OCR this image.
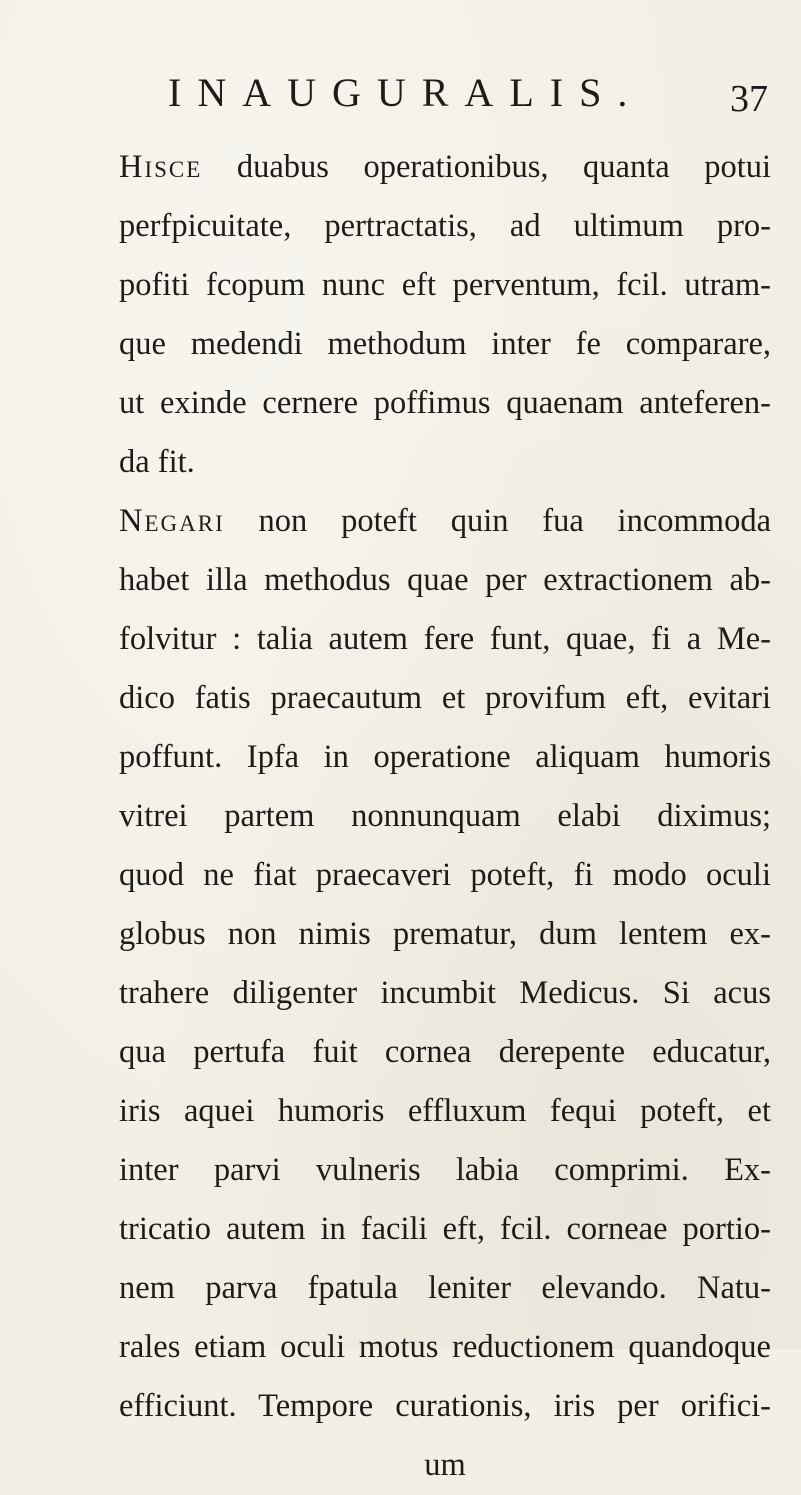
INAUGURALIS. 37
Hisce duabus operationibus, quanta potui
perfpicuitate, pertractatis, ad ultimum pro-
pofiti fcopum nunc eft perventum, fcil. utram-
que medendi methodum inter fe comparare,
ut exinde cernere poffimus quaenam anteferen-
da fit.
Negari non poteft quin fua incommoda
habet illa methodus quae per extractionem ab-
folvitur : talia autem fere funt, quae, fi a Me-
dico fatis praecautum et provifum eft, evitari
poffunt. Ipfa in operatione aliquam humoris
vitrei partem nonnunquam elabi diximus;
quod ne fiat praecaveri poteft, fi modo oculi
globus non nimis prematur, dum lentem ex-
trahere diligenter incumbit Medicus. Si acus
qua pertufa fuit cornea derepente educatur,
iris aquei humoris effluxum fequi poteft, et
inter parvi vulneris labia comprimi. Ex-
tricatio autem in facili eft, fcil. corneae portio-
nem parva fpatula leniter elevando. Natu-
rales etiam oculi motus reductionem quandoque
efficiunt. Tempore curationis, iris per orifici-
um
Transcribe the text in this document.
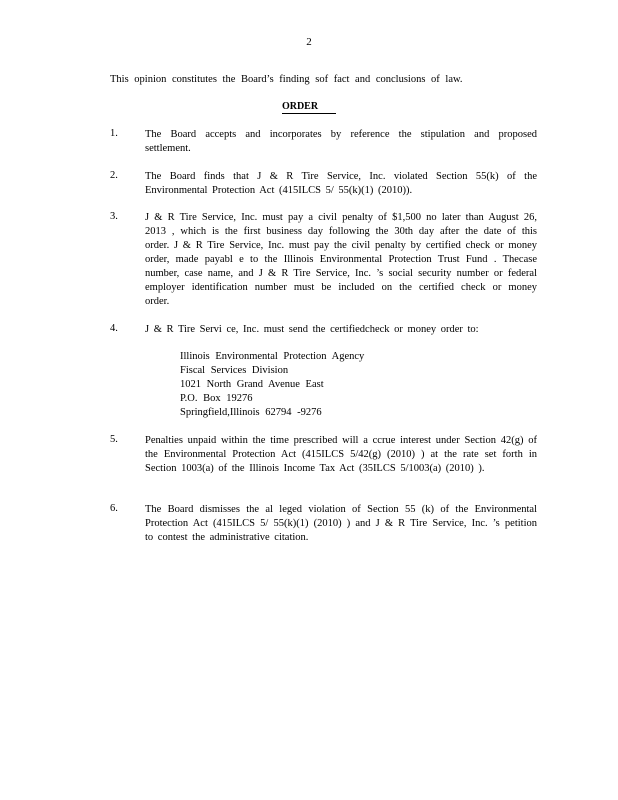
2
This opinion constitutes the Board’s finding sof fact and conclusions of law.
ORDER
1.	The Board accepts and incorporates by reference the stipulation and proposed settlement.
2.	The Board finds that J & R Tire Service, Inc. violated Section 55(k) of the Environmental Protection Act (415ILCS 5/ 55(k)(1) (2010)).
3.	J & R Tire Service, Inc. must pay a civil penalty of $1,500 no later than August 26, 2013 , which is the first business day following the 30th day after the date of this order. J & R Tire Service, Inc. must pay the civil penalty by certified check or money order, made payabl e to the Illinois Environmental Protection Trust Fund . Thecase number, case name, and J & R Tire Service, Inc. ’s social security number or federal employer identification number must be included on the certified check or money order.
4.	J & R Tire Servi ce, Inc. must send the certifiedcheck or money order to:
Illinois Environmental Protection Agency
Fiscal Services Division
1021 North Grand Avenue East
P.O. Box 19276
Springfield,Illinois 62794 -9276
5.	Penalties unpaid within the time prescribed will a ccrue interest under Section 42(g) of the Environmental Protection Act (415ILCS 5/42(g) (2010) ) at the rate set forth in Section 1003(a) of the Illinois Income Tax Act (35ILCS 5/1003(a) (2010) ).
6.	The Board dismisses the al leged violation of Section 55 (k) of the Environmental Protection Act (415ILCS 5/ 55(k)(1) (2010) ) and J & R Tire Service, Inc. ’s petition to contest the administrative citation.
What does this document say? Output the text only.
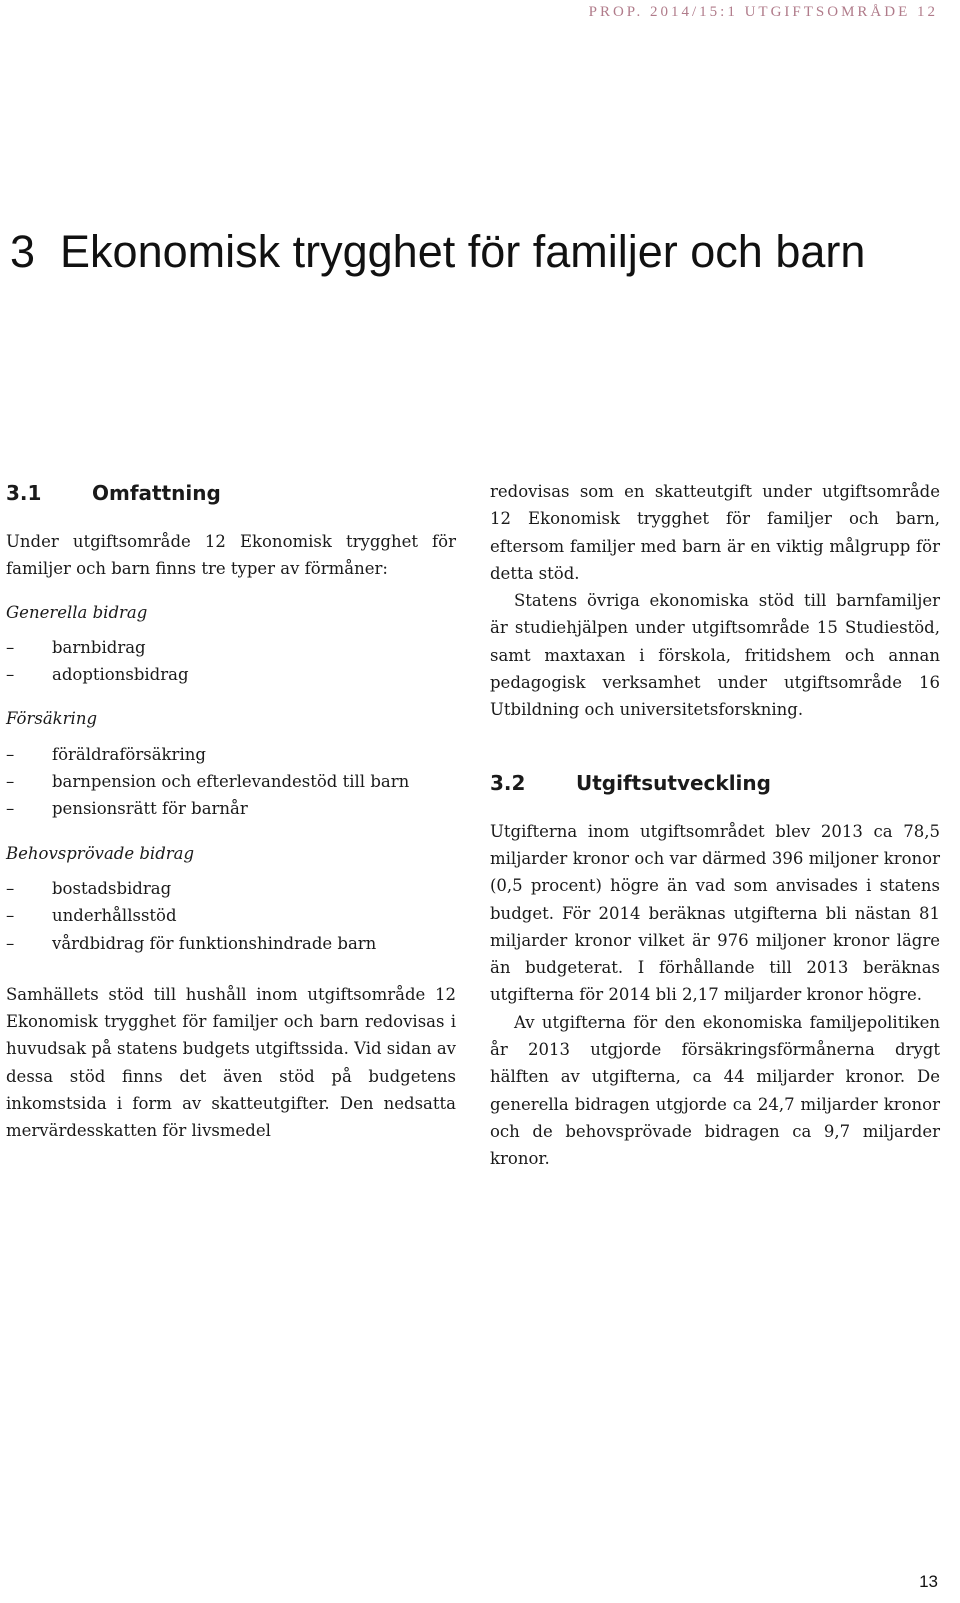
PROP. 2014/15:1 UTGIFTSOMRÅDE 12
3 Ekonomisk trygghet för familjer och barn
3.1	Omfattning

Under utgiftsområde 12 Ekonomisk trygghet för familjer och barn finns tre typer av förmåner:

Generella bidrag

–	barnbidrag
–	adoptionsbidrag

Försäkring

–	föräldraförsäkring
–	barnpension och efterlevandestöd till barn
–	pensionsrätt för barnår

Behovsprövade bidrag

–	bostadsbidrag
–	underhållsstöd
–	vårdbidrag för funktionshindrade barn

Samhällets stöd till hushåll inom utgiftsområde 12 Ekonomisk trygghet för familjer och barn redovisas i huvudsak på statens budgets utgiftssida. Vid sidan av dessa stöd finns det även stöd på budgetens inkomstsida i form av skatteutgifter. Den nedsatta mervärdesskatten för livsmedel

redovisas som en skatteutgift under utgiftsområde 12 Ekonomisk trygghet för familjer och barn, eftersom familjer med barn är en viktig målgrupp för detta stöd.

Statens övriga ekonomiska stöd till barnfamiljer är studiehjälpen under utgiftsområde 15 Studiestöd, samt maxtaxan i förskola, fritidshem och annan pedagogisk verksamhet under utgiftsområde 16 Utbildning och universitetsforskning.

3.2	Utgiftsutveckling

Utgifterna inom utgiftsområdet blev 2013 ca 78,5 miljarder kronor och var därmed 396 miljoner kronor (0,5 procent) högre än vad som anvisades i statens budget. För 2014 beräknas utgifterna bli nästan 81 miljarder kronor vilket är 976 miljoner kronor lägre än budgeterat. I förhållande till 2013 beräknas utgifterna för 2014 bli 2,17 miljarder kronor högre.

Av utgifterna för den ekonomiska familjepolitiken år 2013 utgjorde försäkringsförmånerna drygt hälften av utgifterna, ca 44 miljarder kronor. De generella bidragen utgjorde ca 24,7 miljarder kronor och de behovsprövade bidragen ca 9,7 miljarder kronor.

13
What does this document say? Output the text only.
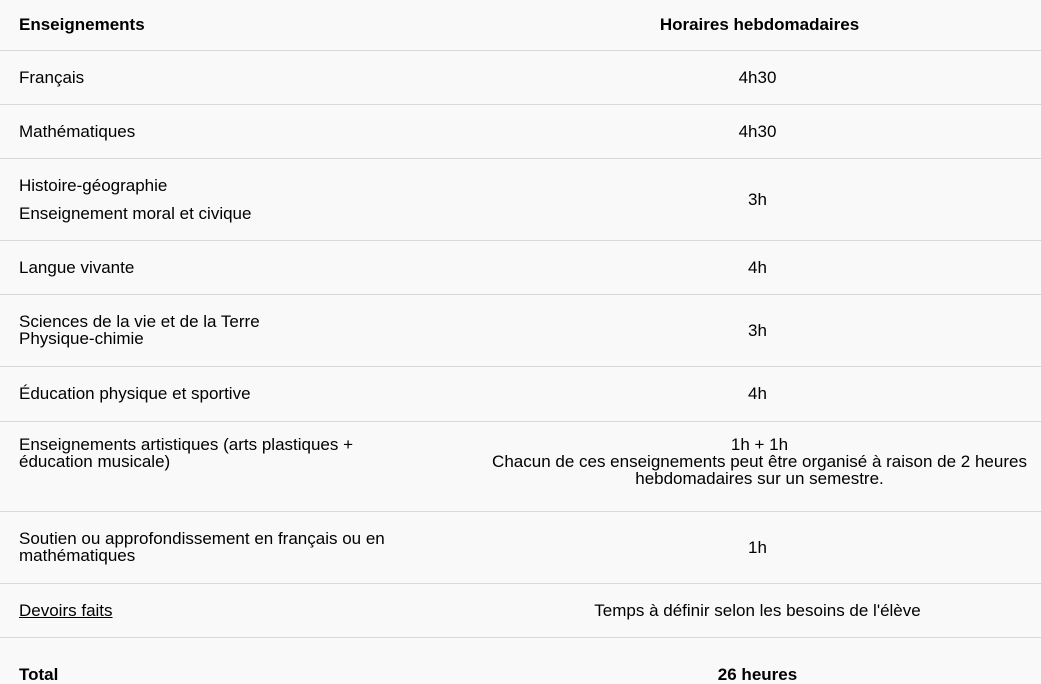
Enseignements	Horaires hebdomadaires
Français	4h30
Mathématiques	4h30
Histoire-géographie
Enseignement moral et civique	3h
Langue vivante	4h

Sciences de la vie et de la Terre
Physique-chimie	3h
Éducation physique et sportive	4h

Enseignements artistiques (arts plastiques + éducation musicale)	1h + 1h
Chacun de ces enseignements peut être organisé à raison de 2 heures hebdomadaires sur un semestre.

Soutien ou approfondissement en français ou en mathématiques	1h
Devoirs faits	Temps à définir selon les besoins de l'élève
Total	26 heures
● ● ● ● ● ● ●
## Directive
Pull out each line of the listing that holds the string "oculi".

## Answer to the exercise
quod ne fiat praecaveri poteft, fi modo oculi
rales etiam oculi motus reductionem quandoque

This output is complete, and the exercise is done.